# INSTRUCTIONS FOR THE TASK
Show only lines that include "Double".

☆ ☆ ☆

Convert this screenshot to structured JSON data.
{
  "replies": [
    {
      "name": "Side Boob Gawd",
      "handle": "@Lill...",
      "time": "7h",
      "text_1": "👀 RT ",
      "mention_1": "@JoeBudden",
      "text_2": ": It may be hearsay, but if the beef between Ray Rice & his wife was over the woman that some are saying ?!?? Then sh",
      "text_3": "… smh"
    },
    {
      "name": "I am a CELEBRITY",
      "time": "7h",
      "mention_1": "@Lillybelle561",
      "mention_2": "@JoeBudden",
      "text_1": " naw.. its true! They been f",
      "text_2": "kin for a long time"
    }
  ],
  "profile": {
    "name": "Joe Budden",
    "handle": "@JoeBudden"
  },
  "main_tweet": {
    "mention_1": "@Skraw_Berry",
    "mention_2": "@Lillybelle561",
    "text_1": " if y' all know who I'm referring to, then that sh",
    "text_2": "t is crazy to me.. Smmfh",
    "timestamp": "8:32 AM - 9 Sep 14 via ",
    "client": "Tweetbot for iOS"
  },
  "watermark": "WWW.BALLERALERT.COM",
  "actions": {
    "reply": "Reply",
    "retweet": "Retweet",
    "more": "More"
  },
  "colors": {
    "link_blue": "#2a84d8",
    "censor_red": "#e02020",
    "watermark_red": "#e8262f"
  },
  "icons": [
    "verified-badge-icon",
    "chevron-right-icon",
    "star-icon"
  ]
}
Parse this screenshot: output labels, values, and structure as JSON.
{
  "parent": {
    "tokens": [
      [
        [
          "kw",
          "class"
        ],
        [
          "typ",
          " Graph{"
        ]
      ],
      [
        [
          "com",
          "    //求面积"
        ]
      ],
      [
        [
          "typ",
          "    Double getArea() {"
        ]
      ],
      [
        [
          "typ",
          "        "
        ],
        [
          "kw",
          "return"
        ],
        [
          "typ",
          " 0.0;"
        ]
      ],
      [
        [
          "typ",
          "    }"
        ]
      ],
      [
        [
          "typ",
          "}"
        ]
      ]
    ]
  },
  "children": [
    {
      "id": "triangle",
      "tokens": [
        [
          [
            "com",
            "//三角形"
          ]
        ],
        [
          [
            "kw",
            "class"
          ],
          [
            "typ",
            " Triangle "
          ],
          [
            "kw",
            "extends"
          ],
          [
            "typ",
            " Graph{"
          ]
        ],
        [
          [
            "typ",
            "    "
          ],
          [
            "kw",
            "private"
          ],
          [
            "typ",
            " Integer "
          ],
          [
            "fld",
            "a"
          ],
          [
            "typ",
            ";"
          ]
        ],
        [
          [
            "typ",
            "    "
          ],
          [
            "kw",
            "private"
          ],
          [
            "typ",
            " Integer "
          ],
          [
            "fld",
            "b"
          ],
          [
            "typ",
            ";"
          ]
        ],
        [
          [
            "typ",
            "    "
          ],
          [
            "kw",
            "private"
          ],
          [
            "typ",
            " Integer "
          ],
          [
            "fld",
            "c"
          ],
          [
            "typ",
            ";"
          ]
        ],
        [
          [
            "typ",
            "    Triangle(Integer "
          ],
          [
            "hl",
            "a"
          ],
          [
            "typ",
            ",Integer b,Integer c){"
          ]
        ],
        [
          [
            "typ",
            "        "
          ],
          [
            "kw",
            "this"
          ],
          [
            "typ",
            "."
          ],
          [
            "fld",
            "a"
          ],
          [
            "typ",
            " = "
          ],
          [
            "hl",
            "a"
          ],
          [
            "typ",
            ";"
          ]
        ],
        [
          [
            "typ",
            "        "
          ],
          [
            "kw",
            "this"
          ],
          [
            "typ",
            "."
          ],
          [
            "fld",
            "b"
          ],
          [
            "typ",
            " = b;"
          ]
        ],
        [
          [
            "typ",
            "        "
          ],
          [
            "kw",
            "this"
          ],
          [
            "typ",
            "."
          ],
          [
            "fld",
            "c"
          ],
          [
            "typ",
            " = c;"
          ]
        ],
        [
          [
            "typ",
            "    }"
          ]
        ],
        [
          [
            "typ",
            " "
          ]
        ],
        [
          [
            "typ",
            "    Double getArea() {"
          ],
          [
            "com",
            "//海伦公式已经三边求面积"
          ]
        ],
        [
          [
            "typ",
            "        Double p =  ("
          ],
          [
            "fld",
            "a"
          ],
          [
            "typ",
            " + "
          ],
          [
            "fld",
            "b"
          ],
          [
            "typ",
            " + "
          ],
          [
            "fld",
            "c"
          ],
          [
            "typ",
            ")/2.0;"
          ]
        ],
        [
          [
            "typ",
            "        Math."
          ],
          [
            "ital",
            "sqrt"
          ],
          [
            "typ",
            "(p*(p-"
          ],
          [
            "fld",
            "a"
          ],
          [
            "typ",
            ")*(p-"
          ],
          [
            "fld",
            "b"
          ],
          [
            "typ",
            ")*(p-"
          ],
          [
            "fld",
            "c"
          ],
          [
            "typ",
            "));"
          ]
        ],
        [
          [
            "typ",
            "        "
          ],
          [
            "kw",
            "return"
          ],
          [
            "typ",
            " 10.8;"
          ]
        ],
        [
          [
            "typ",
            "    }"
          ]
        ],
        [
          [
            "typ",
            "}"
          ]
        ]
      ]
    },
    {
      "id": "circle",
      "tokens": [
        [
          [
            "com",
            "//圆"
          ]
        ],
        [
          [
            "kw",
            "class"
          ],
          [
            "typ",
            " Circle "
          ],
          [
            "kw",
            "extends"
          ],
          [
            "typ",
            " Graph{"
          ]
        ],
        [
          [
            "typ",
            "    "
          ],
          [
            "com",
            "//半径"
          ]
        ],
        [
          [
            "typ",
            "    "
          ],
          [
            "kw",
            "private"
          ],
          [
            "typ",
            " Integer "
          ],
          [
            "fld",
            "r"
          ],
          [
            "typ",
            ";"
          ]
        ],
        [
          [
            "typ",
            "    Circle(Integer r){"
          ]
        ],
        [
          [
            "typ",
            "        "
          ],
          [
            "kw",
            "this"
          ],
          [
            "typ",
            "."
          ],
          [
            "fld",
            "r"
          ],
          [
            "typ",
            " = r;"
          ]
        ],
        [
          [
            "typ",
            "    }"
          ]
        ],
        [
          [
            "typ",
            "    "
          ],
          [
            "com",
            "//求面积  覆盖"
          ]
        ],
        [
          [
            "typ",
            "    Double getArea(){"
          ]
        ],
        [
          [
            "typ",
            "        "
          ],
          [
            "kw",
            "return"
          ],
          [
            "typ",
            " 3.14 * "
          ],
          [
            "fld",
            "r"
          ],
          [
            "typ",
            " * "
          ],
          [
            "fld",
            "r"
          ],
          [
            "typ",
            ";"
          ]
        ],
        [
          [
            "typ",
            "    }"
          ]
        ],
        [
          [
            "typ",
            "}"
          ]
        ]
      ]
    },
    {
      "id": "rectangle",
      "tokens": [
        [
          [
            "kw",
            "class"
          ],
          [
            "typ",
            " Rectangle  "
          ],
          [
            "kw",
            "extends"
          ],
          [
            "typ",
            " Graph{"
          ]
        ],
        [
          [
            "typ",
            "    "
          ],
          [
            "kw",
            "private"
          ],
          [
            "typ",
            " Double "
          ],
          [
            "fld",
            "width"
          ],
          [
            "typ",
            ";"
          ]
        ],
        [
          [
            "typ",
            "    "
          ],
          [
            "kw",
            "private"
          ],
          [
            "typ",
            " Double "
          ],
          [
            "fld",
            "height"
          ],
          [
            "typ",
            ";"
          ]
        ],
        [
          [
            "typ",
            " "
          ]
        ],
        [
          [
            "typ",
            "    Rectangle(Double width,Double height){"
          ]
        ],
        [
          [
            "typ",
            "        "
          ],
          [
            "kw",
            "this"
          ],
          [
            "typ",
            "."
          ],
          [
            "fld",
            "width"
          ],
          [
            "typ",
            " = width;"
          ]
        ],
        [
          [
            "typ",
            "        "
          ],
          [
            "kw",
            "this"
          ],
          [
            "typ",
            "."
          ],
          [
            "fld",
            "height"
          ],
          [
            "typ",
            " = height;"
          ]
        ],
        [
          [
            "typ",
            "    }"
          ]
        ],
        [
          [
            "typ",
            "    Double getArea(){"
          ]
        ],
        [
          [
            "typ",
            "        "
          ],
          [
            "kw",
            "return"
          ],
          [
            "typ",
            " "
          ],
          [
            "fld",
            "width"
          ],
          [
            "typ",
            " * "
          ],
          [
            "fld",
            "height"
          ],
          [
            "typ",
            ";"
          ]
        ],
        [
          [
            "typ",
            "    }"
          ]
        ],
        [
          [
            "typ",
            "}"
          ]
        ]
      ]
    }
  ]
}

☆ ☆ ☆

# SOLUTION TO THIS EXERCISE
          "    Double getArea() {"
            "    Double getArea() {"
            "        Double p =  ("
            "    Double getArea(){"
            " Double "
            " Double "
            "    Rectangle(Double width,Double height){"
            "    Double getArea(){"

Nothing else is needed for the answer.